Rows from a figure dataset
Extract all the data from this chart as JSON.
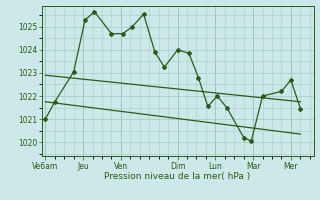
{
  "xlabel": "Pression niveau de la mer( hPa )",
  "bg_color": "#cce8e8",
  "grid_color": "#aacccc",
  "line_color": "#2d5a1b",
  "xtick_labels": [
    "Ve6am",
    "Jeu",
    "Ven",
    "Dim",
    "Lun",
    "Mar",
    "Mer"
  ],
  "xtick_positions": [
    0,
    2,
    4,
    7,
    9,
    11,
    13
  ],
  "ylim": [
    1019.4,
    1025.9
  ],
  "yticks": [
    1020,
    1021,
    1022,
    1023,
    1024,
    1025
  ],
  "xlim": [
    -0.2,
    14.2
  ],
  "series1_x": [
    0,
    0.5,
    1.5,
    2.1,
    2.6,
    3.5,
    4.1,
    4.6,
    5.2,
    5.8,
    6.3,
    7.0,
    7.6,
    8.1,
    8.6,
    9.1,
    9.6,
    10.5,
    10.9,
    11.5,
    12.5,
    13.0,
    13.5
  ],
  "series1_y": [
    1021.0,
    1021.75,
    1023.05,
    1025.3,
    1025.65,
    1024.7,
    1024.7,
    1025.0,
    1025.55,
    1023.9,
    1023.25,
    1024.0,
    1023.85,
    1022.8,
    1021.55,
    1022.0,
    1021.5,
    1020.2,
    1020.05,
    1022.0,
    1022.2,
    1022.7,
    1021.45
  ],
  "trend1_x": [
    0,
    13.5
  ],
  "trend1_y": [
    1022.9,
    1021.75
  ],
  "trend2_x": [
    0,
    13.5
  ],
  "trend2_y": [
    1021.75,
    1020.35
  ]
}
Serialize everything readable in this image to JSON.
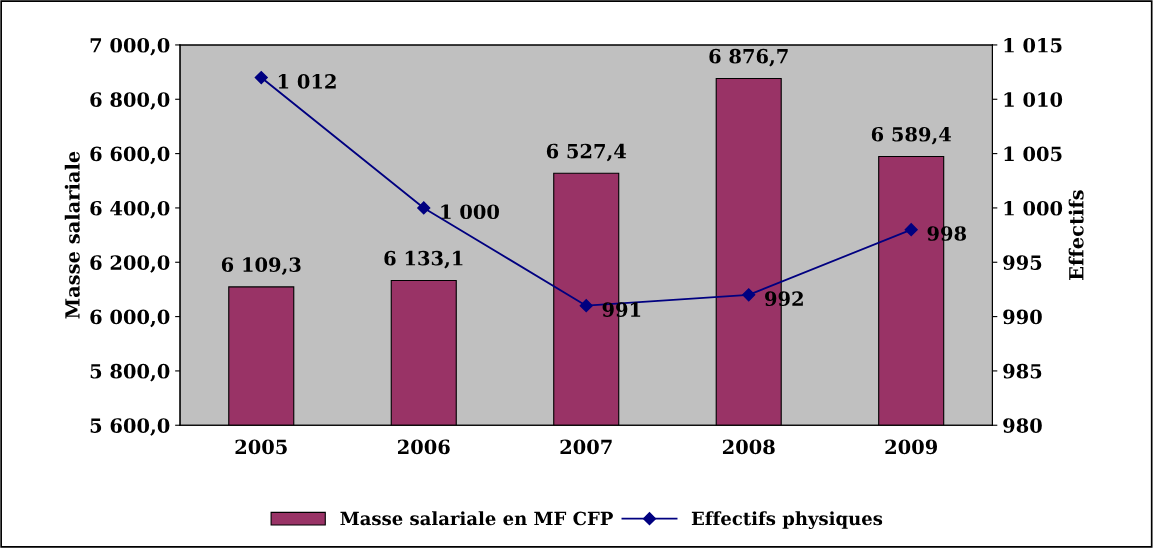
{
  "chart_data": {
    "type": "bar",
    "categories": [
      "2005",
      "2006",
      "2007",
      "2008",
      "2009"
    ],
    "ylabel": "Masse salariale",
    "y2label": "Effectifs",
    "series": [
      {
        "name": "Masse salariale en MF CFP",
        "color": "#993366",
        "values": [
          6109.3,
          6133.1,
          6527.4,
          6876.7,
          6589.4
        ],
        "value_labels": [
          "6 109,3",
          "6 133,1",
          "6 527,4",
          "6 876,7",
          "6 589,4"
        ]
      },
      {
        "name": "Effectifs physiques",
        "type": "line",
        "axis": "y2",
        "color": "#000080",
        "marker": "diamond",
        "values": [
          1012,
          1000,
          991,
          992,
          998
        ],
        "value_labels": [
          "1 012",
          "1 000",
          "991",
          "992",
          "998"
        ]
      }
    ],
    "ylim": [
      5600,
      7000
    ],
    "yticks": [
      {
        "value": 5600,
        "label": "5 600,0"
      },
      {
        "value": 5800,
        "label": "5 800,0"
      },
      {
        "value": 6000,
        "label": "6 000,0"
      },
      {
        "value": 6200,
        "label": "6 200,0"
      },
      {
        "value": 6400,
        "label": "6 400,0"
      },
      {
        "value": 6600,
        "label": "6 600,0"
      },
      {
        "value": 6800,
        "label": "6 800,0"
      },
      {
        "value": 7000,
        "label": "7 000,0"
      }
    ],
    "y2lim": [
      980,
      1015
    ],
    "y2ticks": [
      980,
      985,
      990,
      995,
      {
        "value": 1000,
        "label": "1 000"
      },
      {
        "value": 1005,
        "label": "1 005"
      },
      {
        "value": 1010,
        "label": "1 010"
      },
      {
        "value": 1015,
        "label": "1 015"
      }
    ],
    "grid": false,
    "legend": "bottom"
  }
}
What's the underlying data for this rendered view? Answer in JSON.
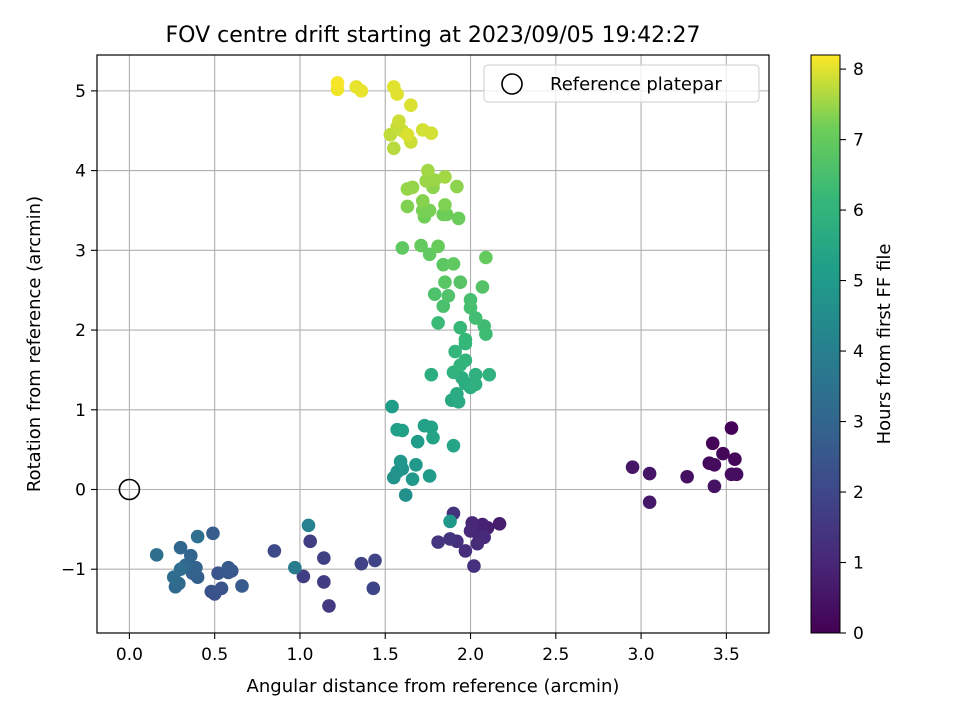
{
  "chart_data": {
    "type": "scatter",
    "title": "FOV centre drift starting at 2023/09/05 19:42:27",
    "xlabel": "Angular distance from reference (arcmin)",
    "ylabel": "Rotation from reference (arcmin)",
    "xlim": [
      -0.19,
      3.75
    ],
    "ylim": [
      -1.8,
      5.45
    ],
    "xticks": [
      0.0,
      0.5,
      1.0,
      1.5,
      2.0,
      2.5,
      3.0,
      3.5
    ],
    "xtick_labels": [
      "0.0",
      "0.5",
      "1.0",
      "1.5",
      "2.0",
      "2.5",
      "3.0",
      "3.5"
    ],
    "yticks": [
      -1,
      0,
      1,
      2,
      3,
      4,
      5
    ],
    "ytick_labels": [
      "−1",
      "0",
      "1",
      "2",
      "3",
      "4",
      "5"
    ],
    "grid": true,
    "legend": {
      "position": "top-right",
      "entries": [
        "Reference platepar"
      ]
    },
    "reference_point": {
      "x": 0.0,
      "y": 0.0
    },
    "colorbar": {
      "label": "Hours from first FF file",
      "range": [
        0,
        8.2
      ],
      "ticks": [
        0,
        1,
        2,
        3,
        4,
        5,
        6,
        7,
        8
      ],
      "tick_labels": [
        "0",
        "1",
        "2",
        "3",
        "4",
        "5",
        "6",
        "7",
        "8"
      ],
      "colormap": "viridis"
    },
    "points": [
      [
        3.53,
        0.77,
        0.05
      ],
      [
        3.42,
        0.58,
        0.08
      ],
      [
        3.48,
        0.45,
        0.12
      ],
      [
        3.55,
        0.38,
        0.15
      ],
      [
        3.4,
        0.33,
        0.2
      ],
      [
        3.43,
        0.31,
        0.25
      ],
      [
        3.56,
        0.19,
        0.3
      ],
      [
        3.53,
        0.19,
        0.35
      ],
      [
        3.27,
        0.16,
        0.4
      ],
      [
        3.43,
        0.04,
        0.45
      ],
      [
        3.05,
        0.2,
        0.5
      ],
      [
        2.95,
        0.28,
        0.55
      ],
      [
        3.05,
        -0.16,
        0.6
      ],
      [
        2.17,
        -0.43,
        0.75
      ],
      [
        2.1,
        -0.48,
        0.8
      ],
      [
        2.07,
        -0.44,
        0.85
      ],
      [
        2.03,
        -0.49,
        0.9
      ],
      [
        2.05,
        -0.58,
        0.95
      ],
      [
        2.01,
        -0.42,
        1.0
      ],
      [
        2.0,
        -0.52,
        1.05
      ],
      [
        2.08,
        -0.6,
        1.1
      ],
      [
        2.04,
        -0.68,
        1.15
      ],
      [
        1.97,
        -0.77,
        1.2
      ],
      [
        1.92,
        -0.65,
        1.25
      ],
      [
        2.02,
        -0.96,
        1.3
      ],
      [
        1.9,
        -0.3,
        1.35
      ],
      [
        1.88,
        -0.62,
        1.4
      ],
      [
        1.81,
        -0.66,
        1.45
      ],
      [
        1.17,
        -1.46,
        1.6
      ],
      [
        1.14,
        -1.16,
        1.65
      ],
      [
        1.02,
        -1.09,
        1.7
      ],
      [
        1.06,
        -0.65,
        1.75
      ],
      [
        1.14,
        -0.86,
        1.8
      ],
      [
        1.36,
        -0.93,
        1.85
      ],
      [
        1.44,
        -0.89,
        1.9
      ],
      [
        1.43,
        -1.24,
        1.95
      ],
      [
        0.85,
        -0.77,
        2.05
      ],
      [
        0.5,
        -1.31,
        2.3
      ],
      [
        0.48,
        -1.28,
        2.35
      ],
      [
        0.54,
        -1.24,
        2.4
      ],
      [
        0.52,
        -1.05,
        2.45
      ],
      [
        0.58,
        -1.04,
        2.5
      ],
      [
        0.6,
        -1.02,
        2.55
      ],
      [
        0.58,
        -0.98,
        2.6
      ],
      [
        0.66,
        -1.21,
        2.65
      ],
      [
        0.49,
        -0.55,
        2.7
      ],
      [
        0.4,
        -1.1,
        2.8
      ],
      [
        0.37,
        -1.05,
        2.85
      ],
      [
        0.34,
        -0.97,
        2.9
      ],
      [
        0.39,
        -0.98,
        2.95
      ],
      [
        0.36,
        -0.83,
        3.0
      ],
      [
        0.3,
        -0.73,
        3.05
      ],
      [
        0.33,
        -0.95,
        3.1
      ],
      [
        0.27,
        -1.22,
        3.15
      ],
      [
        0.29,
        -1.18,
        3.2
      ],
      [
        0.26,
        -1.1,
        3.25
      ],
      [
        0.3,
        -1.0,
        3.3
      ],
      [
        0.16,
        -0.82,
        3.35
      ],
      [
        0.4,
        -0.59,
        3.4
      ],
      [
        0.97,
        -0.98,
        3.85
      ],
      [
        1.05,
        -0.45,
        4.1
      ],
      [
        1.62,
        -0.07,
        4.6
      ],
      [
        1.55,
        0.15,
        4.7
      ],
      [
        1.57,
        0.22,
        4.75
      ],
      [
        1.6,
        0.26,
        4.8
      ],
      [
        1.59,
        0.35,
        4.85
      ],
      [
        1.66,
        0.13,
        4.9
      ],
      [
        1.68,
        0.31,
        4.95
      ],
      [
        1.76,
        0.17,
        5.0
      ],
      [
        1.69,
        0.6,
        5.05
      ],
      [
        1.54,
        1.04,
        5.1
      ],
      [
        1.57,
        0.75,
        5.15
      ],
      [
        1.6,
        0.74,
        5.2
      ],
      [
        1.73,
        0.8,
        5.25
      ],
      [
        1.77,
        0.78,
        5.3
      ],
      [
        1.78,
        0.65,
        5.35
      ],
      [
        1.9,
        0.55,
        5.4
      ],
      [
        1.88,
        -0.4,
        4.95
      ],
      [
        1.89,
        1.12,
        5.55
      ],
      [
        1.93,
        1.1,
        5.6
      ],
      [
        1.92,
        1.2,
        5.65
      ],
      [
        1.97,
        1.33,
        5.7
      ],
      [
        1.95,
        1.4,
        5.75
      ],
      [
        2.0,
        1.28,
        5.8
      ],
      [
        2.03,
        1.32,
        5.85
      ],
      [
        2.03,
        1.44,
        5.85
      ],
      [
        2.11,
        1.44,
        5.9
      ],
      [
        1.9,
        1.47,
        5.95
      ],
      [
        1.94,
        1.56,
        6.0
      ],
      [
        1.97,
        1.62,
        6.0
      ],
      [
        1.91,
        1.73,
        6.05
      ],
      [
        1.97,
        1.83,
        6.1
      ],
      [
        1.97,
        1.88,
        6.15
      ],
      [
        1.94,
        2.03,
        6.2
      ],
      [
        1.77,
        1.44,
        5.8
      ],
      [
        1.81,
        2.09,
        6.25
      ],
      [
        2.09,
        1.95,
        6.3
      ],
      [
        2.08,
        2.05,
        6.35
      ],
      [
        2.03,
        2.15,
        6.4
      ],
      [
        2.0,
        2.28,
        6.45
      ],
      [
        2.0,
        2.38,
        6.5
      ],
      [
        1.84,
        2.3,
        6.55
      ],
      [
        1.79,
        2.45,
        6.6
      ],
      [
        1.87,
        2.43,
        6.65
      ],
      [
        2.07,
        2.54,
        6.7
      ],
      [
        1.94,
        2.6,
        6.75
      ],
      [
        1.85,
        2.6,
        6.8
      ],
      [
        1.84,
        2.82,
        6.85
      ],
      [
        1.9,
        2.83,
        6.9
      ],
      [
        1.76,
        2.95,
        6.95
      ],
      [
        2.09,
        2.91,
        7.0
      ],
      [
        1.6,
        3.03,
        6.9
      ],
      [
        1.71,
        3.06,
        7.0
      ],
      [
        1.81,
        3.05,
        7.05
      ],
      [
        1.93,
        3.4,
        7.1
      ],
      [
        1.84,
        3.45,
        7.15
      ],
      [
        1.86,
        3.45,
        7.15
      ],
      [
        1.73,
        3.42,
        7.2
      ],
      [
        1.76,
        3.5,
        7.25
      ],
      [
        1.72,
        3.5,
        7.25
      ],
      [
        1.63,
        3.55,
        7.3
      ],
      [
        1.85,
        3.57,
        7.3
      ],
      [
        1.72,
        3.62,
        7.35
      ],
      [
        1.78,
        3.79,
        7.4
      ],
      [
        1.92,
        3.8,
        7.4
      ],
      [
        1.63,
        3.77,
        7.45
      ],
      [
        1.66,
        3.79,
        7.45
      ],
      [
        1.74,
        3.87,
        7.5
      ],
      [
        1.79,
        3.88,
        7.5
      ],
      [
        1.85,
        3.92,
        7.55
      ],
      [
        1.75,
        4.0,
        7.55
      ],
      [
        1.55,
        4.28,
        7.7
      ],
      [
        1.53,
        4.45,
        7.75
      ],
      [
        1.57,
        4.55,
        7.8
      ],
      [
        1.6,
        4.5,
        7.8
      ],
      [
        1.58,
        4.62,
        7.85
      ],
      [
        1.65,
        4.36,
        7.85
      ],
      [
        1.72,
        4.51,
        7.9
      ],
      [
        1.77,
        4.47,
        7.9
      ],
      [
        1.63,
        4.45,
        7.95
      ],
      [
        1.65,
        4.82,
        7.95
      ],
      [
        1.57,
        4.96,
        8.0
      ],
      [
        1.55,
        5.05,
        8.0
      ],
      [
        1.36,
        5.0,
        8.05
      ],
      [
        1.33,
        5.05,
        8.05
      ],
      [
        1.22,
        5.02,
        8.1
      ],
      [
        1.22,
        5.1,
        8.15
      ]
    ]
  }
}
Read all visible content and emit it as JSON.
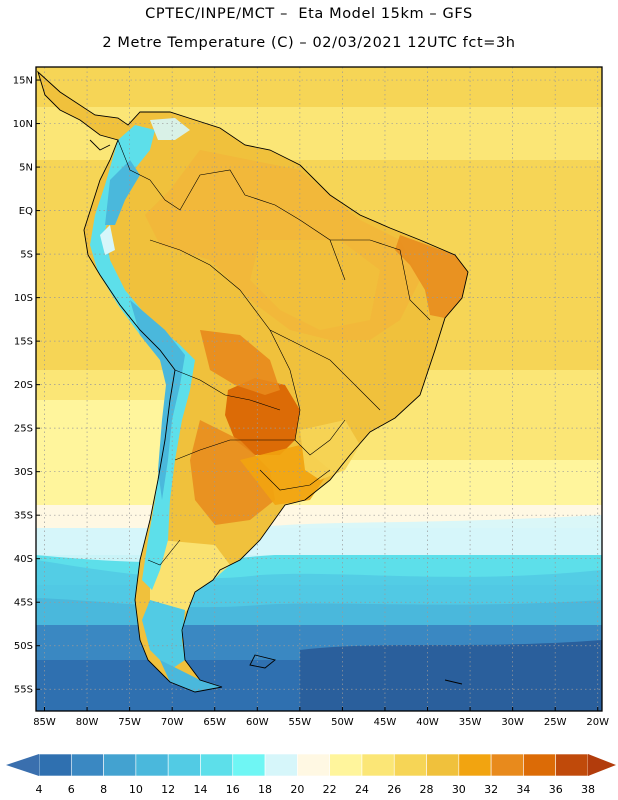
{
  "header": {
    "line1": "CPTEC/INPE/MCT –  Eta Model 15km – GFS",
    "line2": "2 Metre Temperature (C) – 02/03/2021 12UTC fct=3h"
  },
  "map": {
    "lat_ticks": [
      "15N",
      "10N",
      "5N",
      "EQ",
      "5S",
      "10S",
      "15S",
      "20S",
      "25S",
      "30S",
      "35S",
      "40S",
      "45S",
      "50S",
      "55S"
    ],
    "lon_ticks": [
      "85W",
      "80W",
      "75W",
      "70W",
      "65W",
      "60W",
      "55W",
      "50W",
      "45W",
      "40W",
      "35W",
      "30W",
      "25W",
      "20W"
    ],
    "lat_values": [
      15,
      10,
      5,
      0,
      -5,
      -10,
      -15,
      -20,
      -25,
      -30,
      -35,
      -40,
      -45,
      -50,
      -55
    ],
    "lon_values": [
      -85,
      -80,
      -75,
      -70,
      -65,
      -60,
      -55,
      -50,
      -45,
      -40,
      -35,
      -30,
      -25,
      -20
    ],
    "extent": {
      "lon_min": -86,
      "lon_max": -19.5,
      "lat_min": -57.5,
      "lat_max": 16.5
    }
  },
  "colorbar": {
    "labels": [
      "4",
      "6",
      "8",
      "10",
      "12",
      "14",
      "16",
      "18",
      "20",
      "22",
      "24",
      "26",
      "28",
      "30",
      "32",
      "34",
      "36",
      "38"
    ],
    "colors": [
      "#2f70b0",
      "#3a88c2",
      "#43a2d0",
      "#4ab8dc",
      "#52cbe4",
      "#5ddfea",
      "#6ff6f4",
      "#d6f6fa",
      "#fff8e3",
      "#fff59c",
      "#fbe676",
      "#f6d556",
      "#f0c13c",
      "#f2a410",
      "#e88a1c",
      "#dc6b06",
      "#c04a0a"
    ],
    "low_color": "#3a6fae",
    "high_color": "#b23c0c"
  }
}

• _REQUEST_
In the entries above, find each line with the string "this" and copy it.

• _CORRECT RESPONSE_
Extract all the data from this chart as JSON.
Serialize everything readable in this image to JSON.
What's the underlying data for this rendered view? Answer in JSON.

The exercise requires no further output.